§ **Your goal**
Where a line holds the word "View", copy that line.

§ **Data listing**

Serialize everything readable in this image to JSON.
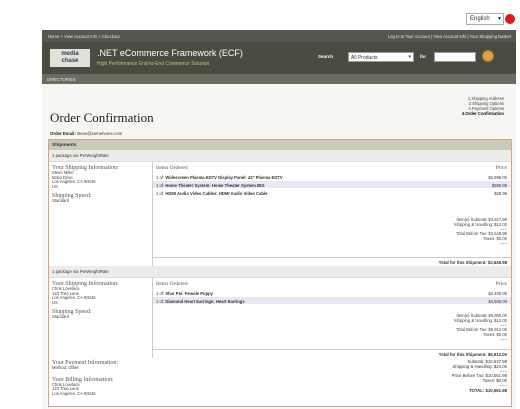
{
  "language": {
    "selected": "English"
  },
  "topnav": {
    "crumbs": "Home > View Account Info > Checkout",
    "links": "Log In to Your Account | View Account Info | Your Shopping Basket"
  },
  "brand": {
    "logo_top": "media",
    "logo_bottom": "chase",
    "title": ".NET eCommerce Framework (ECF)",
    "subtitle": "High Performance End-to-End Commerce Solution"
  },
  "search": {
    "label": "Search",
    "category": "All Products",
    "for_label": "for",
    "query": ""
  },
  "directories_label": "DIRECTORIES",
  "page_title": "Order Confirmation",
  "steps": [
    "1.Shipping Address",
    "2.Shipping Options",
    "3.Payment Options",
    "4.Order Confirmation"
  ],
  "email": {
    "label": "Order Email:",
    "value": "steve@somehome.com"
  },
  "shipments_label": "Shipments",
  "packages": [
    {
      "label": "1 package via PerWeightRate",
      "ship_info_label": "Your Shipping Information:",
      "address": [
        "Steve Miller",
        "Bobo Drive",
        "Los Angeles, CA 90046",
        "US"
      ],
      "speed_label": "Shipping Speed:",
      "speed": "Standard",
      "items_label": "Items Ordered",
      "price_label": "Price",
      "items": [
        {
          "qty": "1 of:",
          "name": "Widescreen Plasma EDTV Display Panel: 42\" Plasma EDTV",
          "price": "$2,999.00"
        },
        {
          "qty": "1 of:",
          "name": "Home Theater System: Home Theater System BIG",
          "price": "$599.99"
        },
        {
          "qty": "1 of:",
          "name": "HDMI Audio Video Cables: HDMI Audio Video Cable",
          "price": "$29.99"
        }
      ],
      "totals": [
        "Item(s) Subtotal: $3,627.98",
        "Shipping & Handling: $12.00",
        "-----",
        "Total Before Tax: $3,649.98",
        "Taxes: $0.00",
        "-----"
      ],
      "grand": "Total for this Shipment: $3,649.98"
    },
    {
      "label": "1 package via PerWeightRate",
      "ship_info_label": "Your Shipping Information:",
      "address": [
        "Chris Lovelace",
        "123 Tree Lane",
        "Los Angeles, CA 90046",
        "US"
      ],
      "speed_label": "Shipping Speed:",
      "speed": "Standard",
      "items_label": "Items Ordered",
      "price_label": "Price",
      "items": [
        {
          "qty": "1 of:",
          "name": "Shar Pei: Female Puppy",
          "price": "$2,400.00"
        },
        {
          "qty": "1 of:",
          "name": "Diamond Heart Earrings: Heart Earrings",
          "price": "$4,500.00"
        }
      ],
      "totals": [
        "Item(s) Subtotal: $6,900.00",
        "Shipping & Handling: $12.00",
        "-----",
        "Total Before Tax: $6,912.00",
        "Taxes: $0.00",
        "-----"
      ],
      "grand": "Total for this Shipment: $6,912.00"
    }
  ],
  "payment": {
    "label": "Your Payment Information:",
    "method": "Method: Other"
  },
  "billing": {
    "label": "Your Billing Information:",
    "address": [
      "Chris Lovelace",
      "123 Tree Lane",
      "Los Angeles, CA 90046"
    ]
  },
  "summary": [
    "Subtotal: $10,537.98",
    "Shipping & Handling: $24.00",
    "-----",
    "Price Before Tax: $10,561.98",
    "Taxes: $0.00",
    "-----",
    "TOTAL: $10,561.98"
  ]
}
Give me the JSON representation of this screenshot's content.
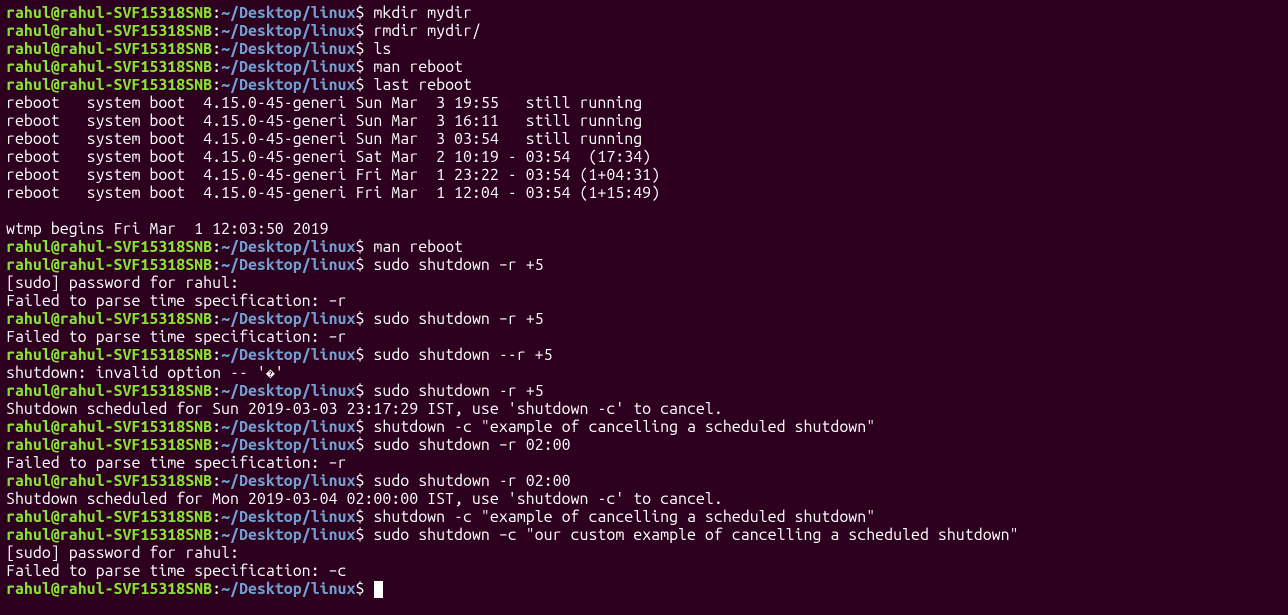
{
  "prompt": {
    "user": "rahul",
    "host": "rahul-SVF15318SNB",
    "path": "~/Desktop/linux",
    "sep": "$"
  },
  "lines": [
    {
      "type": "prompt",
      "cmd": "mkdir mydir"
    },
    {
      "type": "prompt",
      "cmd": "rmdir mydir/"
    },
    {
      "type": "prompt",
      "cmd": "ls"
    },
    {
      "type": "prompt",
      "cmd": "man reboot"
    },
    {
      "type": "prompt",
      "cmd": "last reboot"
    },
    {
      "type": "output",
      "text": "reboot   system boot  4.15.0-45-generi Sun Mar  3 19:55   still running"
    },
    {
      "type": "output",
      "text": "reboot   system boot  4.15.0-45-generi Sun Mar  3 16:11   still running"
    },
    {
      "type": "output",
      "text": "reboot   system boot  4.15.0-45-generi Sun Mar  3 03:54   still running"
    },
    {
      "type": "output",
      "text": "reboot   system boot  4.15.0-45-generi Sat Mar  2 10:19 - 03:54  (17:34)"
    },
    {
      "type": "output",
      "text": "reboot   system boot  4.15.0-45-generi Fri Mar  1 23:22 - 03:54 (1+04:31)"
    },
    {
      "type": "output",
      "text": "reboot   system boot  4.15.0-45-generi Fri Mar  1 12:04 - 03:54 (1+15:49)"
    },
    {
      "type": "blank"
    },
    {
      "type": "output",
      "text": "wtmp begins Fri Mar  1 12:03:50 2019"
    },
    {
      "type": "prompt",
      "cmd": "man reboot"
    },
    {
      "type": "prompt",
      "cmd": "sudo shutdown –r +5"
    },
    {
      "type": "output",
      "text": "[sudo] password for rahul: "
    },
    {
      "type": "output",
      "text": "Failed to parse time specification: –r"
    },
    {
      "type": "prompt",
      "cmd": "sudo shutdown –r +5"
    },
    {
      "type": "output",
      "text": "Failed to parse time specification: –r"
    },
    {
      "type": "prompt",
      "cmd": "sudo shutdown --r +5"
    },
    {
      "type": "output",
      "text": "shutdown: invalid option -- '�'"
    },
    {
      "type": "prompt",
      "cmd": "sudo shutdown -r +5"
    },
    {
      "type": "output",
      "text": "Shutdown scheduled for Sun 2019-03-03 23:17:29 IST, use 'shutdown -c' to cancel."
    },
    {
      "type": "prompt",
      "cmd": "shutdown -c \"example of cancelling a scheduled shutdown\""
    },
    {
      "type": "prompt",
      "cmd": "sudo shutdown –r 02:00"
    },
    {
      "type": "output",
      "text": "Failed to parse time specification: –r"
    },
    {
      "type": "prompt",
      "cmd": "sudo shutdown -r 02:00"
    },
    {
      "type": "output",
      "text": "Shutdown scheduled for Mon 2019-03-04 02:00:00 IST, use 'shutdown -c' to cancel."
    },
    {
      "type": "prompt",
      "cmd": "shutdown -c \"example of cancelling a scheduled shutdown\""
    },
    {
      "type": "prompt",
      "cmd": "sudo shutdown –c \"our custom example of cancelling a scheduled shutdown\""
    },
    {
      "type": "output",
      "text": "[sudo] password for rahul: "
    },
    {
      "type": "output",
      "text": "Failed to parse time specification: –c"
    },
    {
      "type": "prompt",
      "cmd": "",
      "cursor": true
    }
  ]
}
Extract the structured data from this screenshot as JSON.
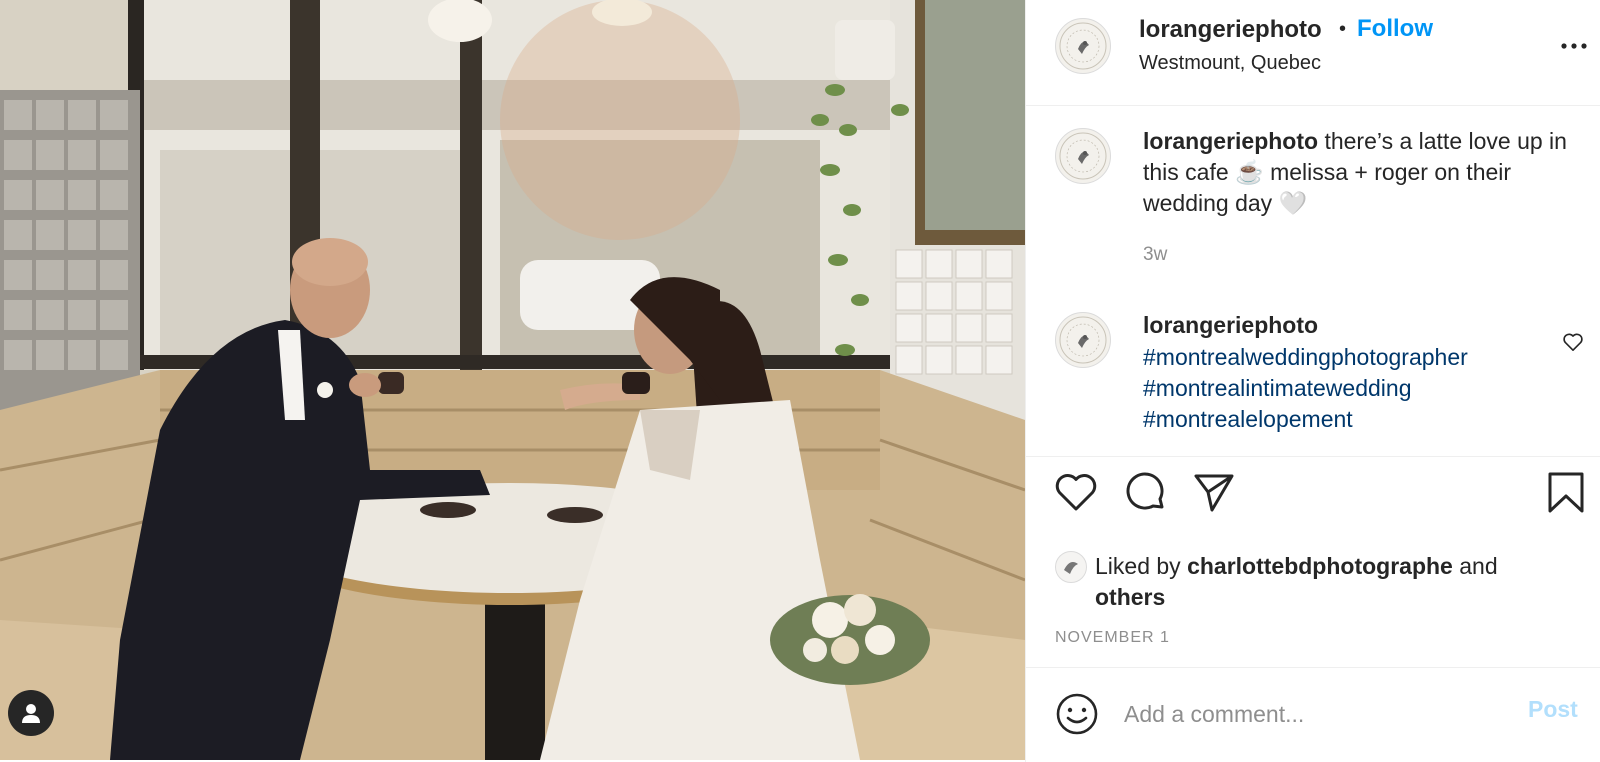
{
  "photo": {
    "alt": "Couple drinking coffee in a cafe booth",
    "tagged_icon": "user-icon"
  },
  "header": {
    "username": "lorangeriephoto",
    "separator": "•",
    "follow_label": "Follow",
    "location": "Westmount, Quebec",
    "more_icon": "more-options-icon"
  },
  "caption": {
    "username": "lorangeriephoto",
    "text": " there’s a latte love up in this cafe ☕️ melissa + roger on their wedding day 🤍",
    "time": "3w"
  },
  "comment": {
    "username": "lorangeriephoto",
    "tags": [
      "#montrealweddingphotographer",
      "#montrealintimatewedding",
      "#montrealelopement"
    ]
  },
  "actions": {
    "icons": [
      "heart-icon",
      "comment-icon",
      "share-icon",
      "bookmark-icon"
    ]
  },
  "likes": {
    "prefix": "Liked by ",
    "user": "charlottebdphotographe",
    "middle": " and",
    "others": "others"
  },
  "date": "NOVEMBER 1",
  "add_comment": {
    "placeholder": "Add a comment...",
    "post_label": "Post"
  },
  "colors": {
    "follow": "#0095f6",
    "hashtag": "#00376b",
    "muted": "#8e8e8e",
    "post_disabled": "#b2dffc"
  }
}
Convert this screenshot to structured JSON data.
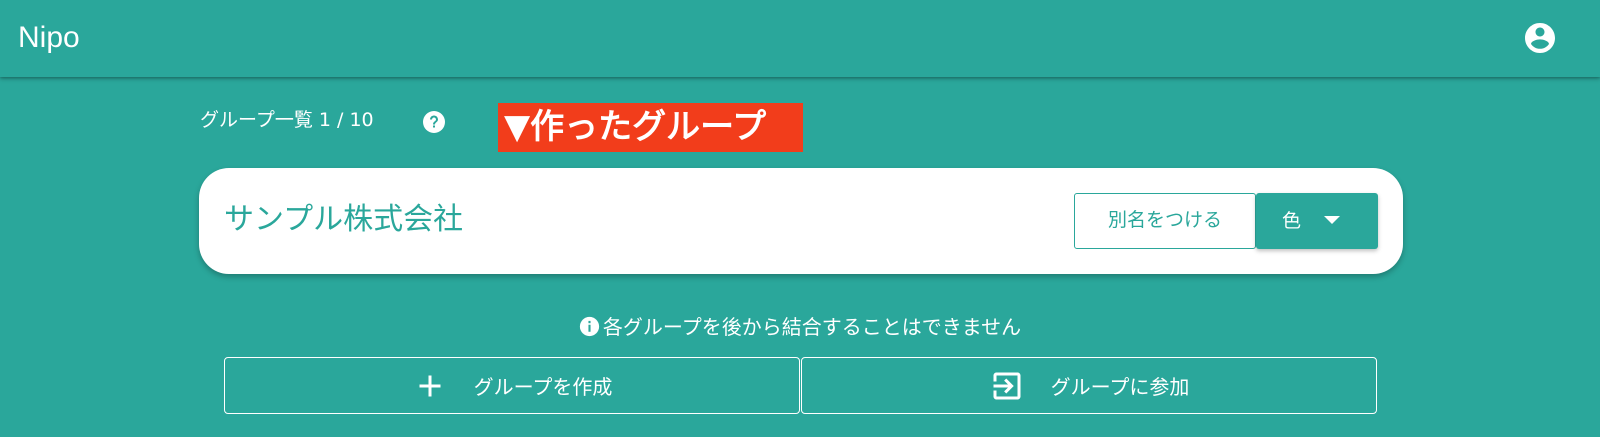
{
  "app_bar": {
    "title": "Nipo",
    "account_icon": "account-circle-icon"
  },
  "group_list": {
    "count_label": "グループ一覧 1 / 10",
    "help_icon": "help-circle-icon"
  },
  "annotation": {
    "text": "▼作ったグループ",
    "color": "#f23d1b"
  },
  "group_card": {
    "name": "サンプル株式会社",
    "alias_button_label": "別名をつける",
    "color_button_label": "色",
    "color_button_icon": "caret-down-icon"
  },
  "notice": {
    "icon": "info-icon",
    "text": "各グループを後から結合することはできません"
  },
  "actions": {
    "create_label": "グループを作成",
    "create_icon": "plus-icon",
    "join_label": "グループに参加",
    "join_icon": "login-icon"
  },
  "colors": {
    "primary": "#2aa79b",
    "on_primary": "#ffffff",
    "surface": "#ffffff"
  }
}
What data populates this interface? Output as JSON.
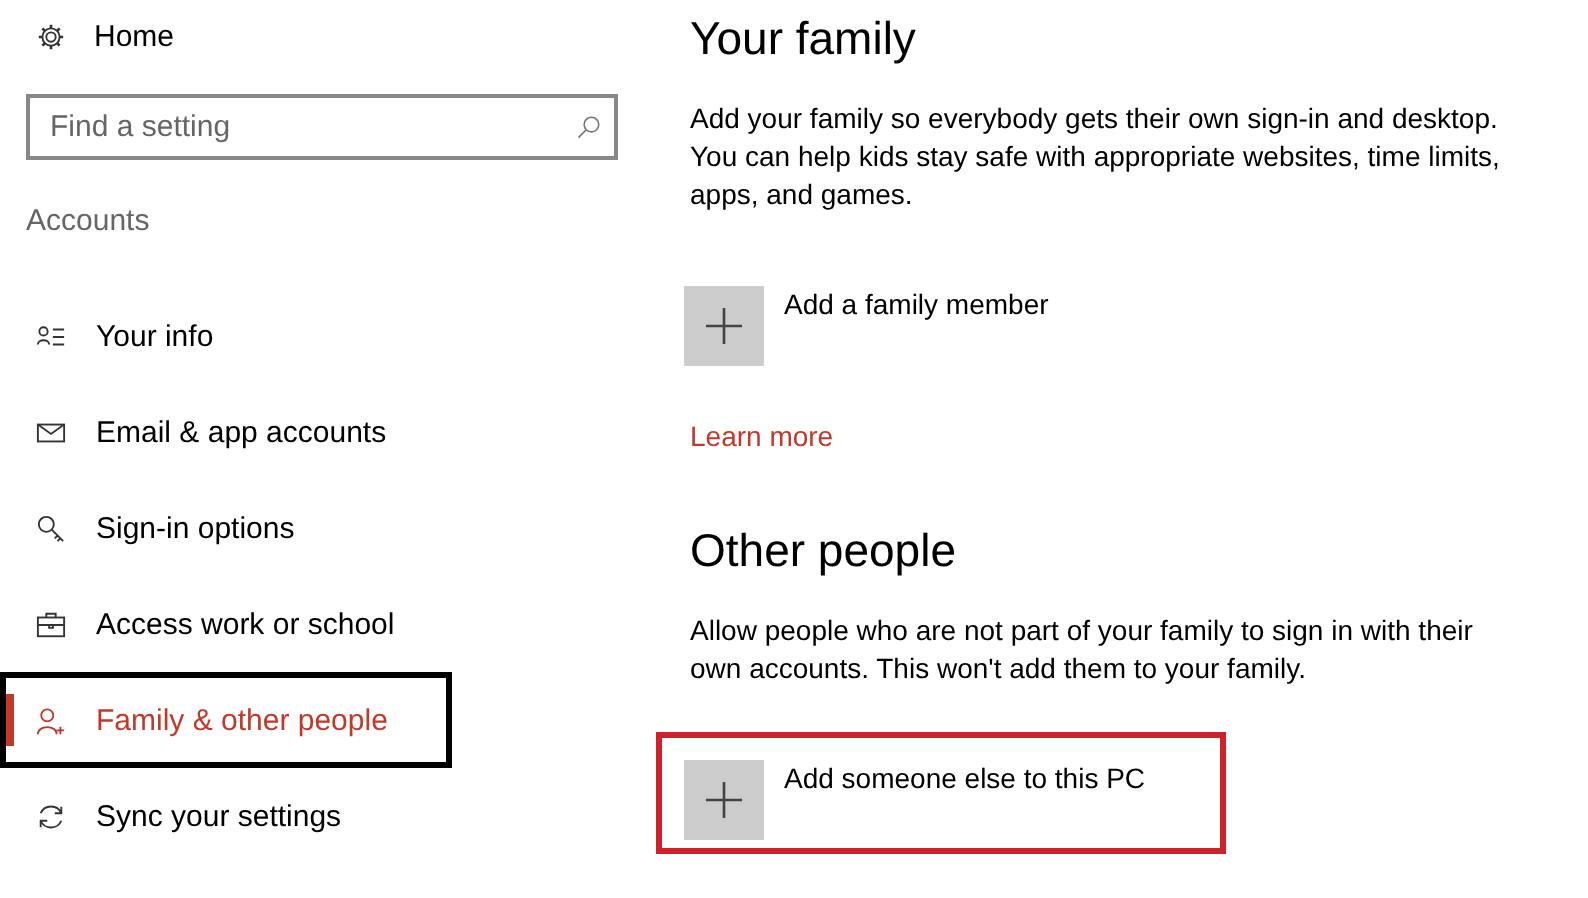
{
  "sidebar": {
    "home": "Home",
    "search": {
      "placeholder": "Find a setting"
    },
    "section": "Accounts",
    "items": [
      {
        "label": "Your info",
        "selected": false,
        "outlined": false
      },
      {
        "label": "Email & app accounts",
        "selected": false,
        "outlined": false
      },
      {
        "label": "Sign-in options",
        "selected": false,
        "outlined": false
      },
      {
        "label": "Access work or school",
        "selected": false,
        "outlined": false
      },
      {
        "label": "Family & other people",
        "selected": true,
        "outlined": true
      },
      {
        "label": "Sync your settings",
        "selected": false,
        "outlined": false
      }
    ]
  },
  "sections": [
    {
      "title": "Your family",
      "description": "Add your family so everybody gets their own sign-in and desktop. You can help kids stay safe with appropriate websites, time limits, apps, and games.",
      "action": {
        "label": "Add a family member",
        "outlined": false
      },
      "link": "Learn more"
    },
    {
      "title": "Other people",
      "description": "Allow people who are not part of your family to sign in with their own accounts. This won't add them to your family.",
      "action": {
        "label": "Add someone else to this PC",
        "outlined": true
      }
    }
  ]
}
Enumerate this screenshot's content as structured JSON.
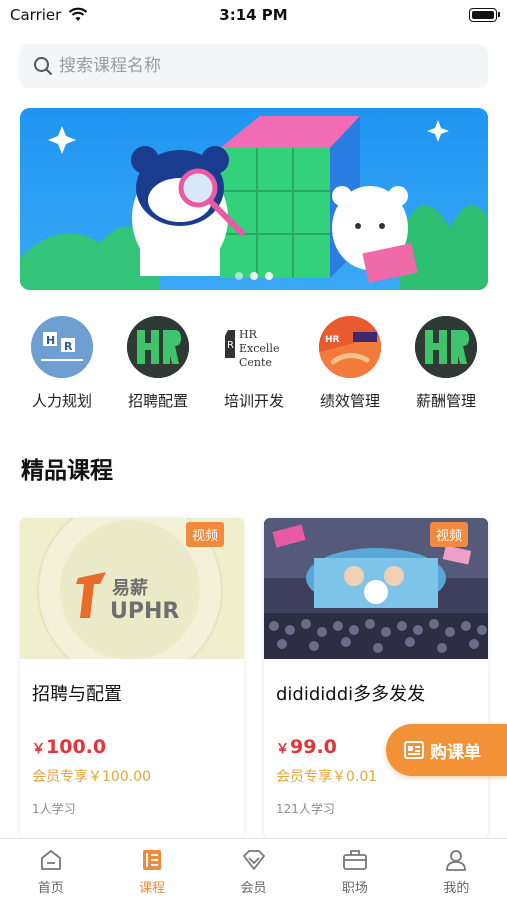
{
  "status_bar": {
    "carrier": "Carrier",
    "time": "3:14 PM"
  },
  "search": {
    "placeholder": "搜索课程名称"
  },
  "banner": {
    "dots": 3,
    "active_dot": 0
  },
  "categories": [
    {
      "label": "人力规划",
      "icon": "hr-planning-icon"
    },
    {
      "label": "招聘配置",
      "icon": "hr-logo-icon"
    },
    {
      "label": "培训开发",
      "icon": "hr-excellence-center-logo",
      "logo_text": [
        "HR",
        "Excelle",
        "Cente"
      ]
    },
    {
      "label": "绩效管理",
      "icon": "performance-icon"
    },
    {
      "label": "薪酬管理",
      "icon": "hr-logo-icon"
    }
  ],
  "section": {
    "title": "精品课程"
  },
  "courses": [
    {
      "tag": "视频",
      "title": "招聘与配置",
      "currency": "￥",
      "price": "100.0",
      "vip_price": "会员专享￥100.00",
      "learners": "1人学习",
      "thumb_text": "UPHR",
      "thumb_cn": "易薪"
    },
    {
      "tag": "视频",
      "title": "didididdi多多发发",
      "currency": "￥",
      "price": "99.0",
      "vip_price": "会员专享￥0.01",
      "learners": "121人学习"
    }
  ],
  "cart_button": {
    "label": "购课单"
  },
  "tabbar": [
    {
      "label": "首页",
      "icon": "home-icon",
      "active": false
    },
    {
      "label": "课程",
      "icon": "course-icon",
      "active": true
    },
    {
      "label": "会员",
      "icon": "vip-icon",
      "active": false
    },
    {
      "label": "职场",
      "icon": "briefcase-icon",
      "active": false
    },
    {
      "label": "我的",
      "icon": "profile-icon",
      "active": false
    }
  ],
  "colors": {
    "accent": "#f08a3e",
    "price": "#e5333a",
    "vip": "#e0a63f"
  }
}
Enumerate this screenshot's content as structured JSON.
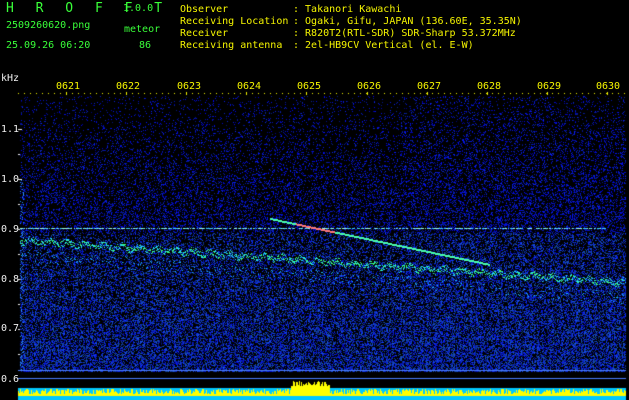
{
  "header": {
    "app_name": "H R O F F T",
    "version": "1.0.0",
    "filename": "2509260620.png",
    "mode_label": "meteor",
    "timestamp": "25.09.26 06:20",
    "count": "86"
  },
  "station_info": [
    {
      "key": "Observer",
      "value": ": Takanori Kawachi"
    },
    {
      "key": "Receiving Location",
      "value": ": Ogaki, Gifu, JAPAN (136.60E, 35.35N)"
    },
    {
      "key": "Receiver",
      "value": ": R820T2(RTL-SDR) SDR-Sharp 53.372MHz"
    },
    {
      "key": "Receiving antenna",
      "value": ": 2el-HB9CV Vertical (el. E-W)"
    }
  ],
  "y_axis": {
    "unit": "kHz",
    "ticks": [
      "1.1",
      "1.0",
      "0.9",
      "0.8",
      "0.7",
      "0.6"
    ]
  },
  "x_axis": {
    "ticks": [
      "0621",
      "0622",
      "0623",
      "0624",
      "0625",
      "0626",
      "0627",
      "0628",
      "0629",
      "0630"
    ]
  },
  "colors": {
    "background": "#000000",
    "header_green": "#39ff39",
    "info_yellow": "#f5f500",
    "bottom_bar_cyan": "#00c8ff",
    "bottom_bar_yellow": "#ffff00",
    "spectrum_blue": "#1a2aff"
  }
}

§ **Expected answer**
    "crumbs": "Home > View Account Info > Checkout",
    "links": "Log In to Your Account | View Account Info | Your Shopping Basket"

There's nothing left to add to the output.